* EXERCISE AIM
Return all the data below as it stands, minus the pictures.

[start of STORED ROWS]

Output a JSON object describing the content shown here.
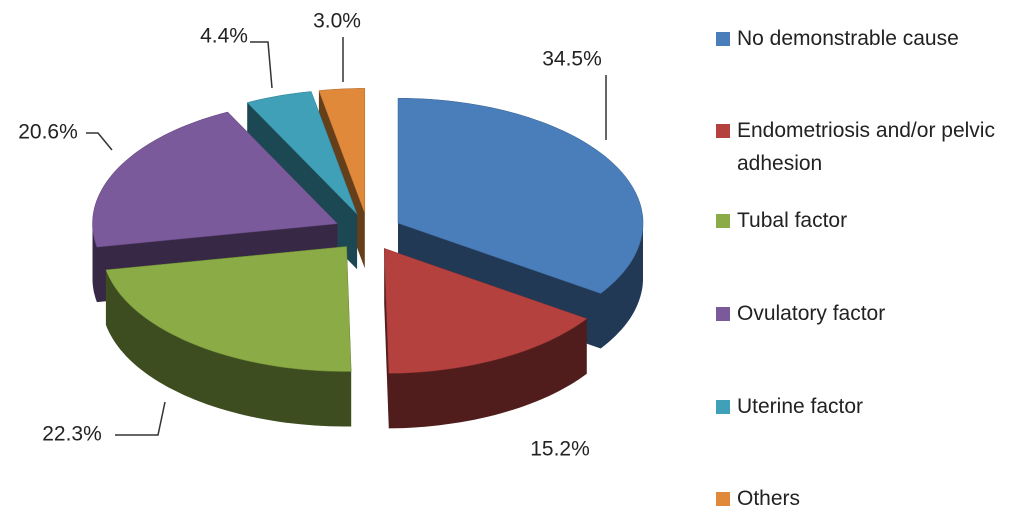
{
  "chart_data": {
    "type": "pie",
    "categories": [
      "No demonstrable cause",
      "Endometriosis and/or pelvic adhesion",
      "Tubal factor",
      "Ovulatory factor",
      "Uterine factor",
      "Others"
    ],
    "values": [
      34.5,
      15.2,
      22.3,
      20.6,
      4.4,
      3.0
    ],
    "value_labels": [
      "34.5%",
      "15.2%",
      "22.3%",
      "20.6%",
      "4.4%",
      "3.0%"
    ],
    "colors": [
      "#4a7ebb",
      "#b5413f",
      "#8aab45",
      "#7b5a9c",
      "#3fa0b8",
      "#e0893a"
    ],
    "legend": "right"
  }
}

[end of STORED ROWS]

* SOLVED PROBLEM
Output a JSON object describing the content shown here.
{
  "chart_data": {
    "type": "pie",
    "categories": [
      "No demonstrable cause",
      "Endometriosis and/or pelvic adhesion",
      "Tubal factor",
      "Ovulatory factor",
      "Uterine factor",
      "Others"
    ],
    "values": [
      34.5,
      15.2,
      22.3,
      20.6,
      4.4,
      3.0
    ],
    "value_labels": [
      "34.5%",
      "15.2%",
      "22.3%",
      "20.6%",
      "4.4%",
      "3.0%"
    ],
    "colors": [
      "#4a7ebb",
      "#b5413f",
      "#8aab45",
      "#7b5a9c",
      "#3fa0b8",
      "#e0893a"
    ],
    "legend": "right"
  }
}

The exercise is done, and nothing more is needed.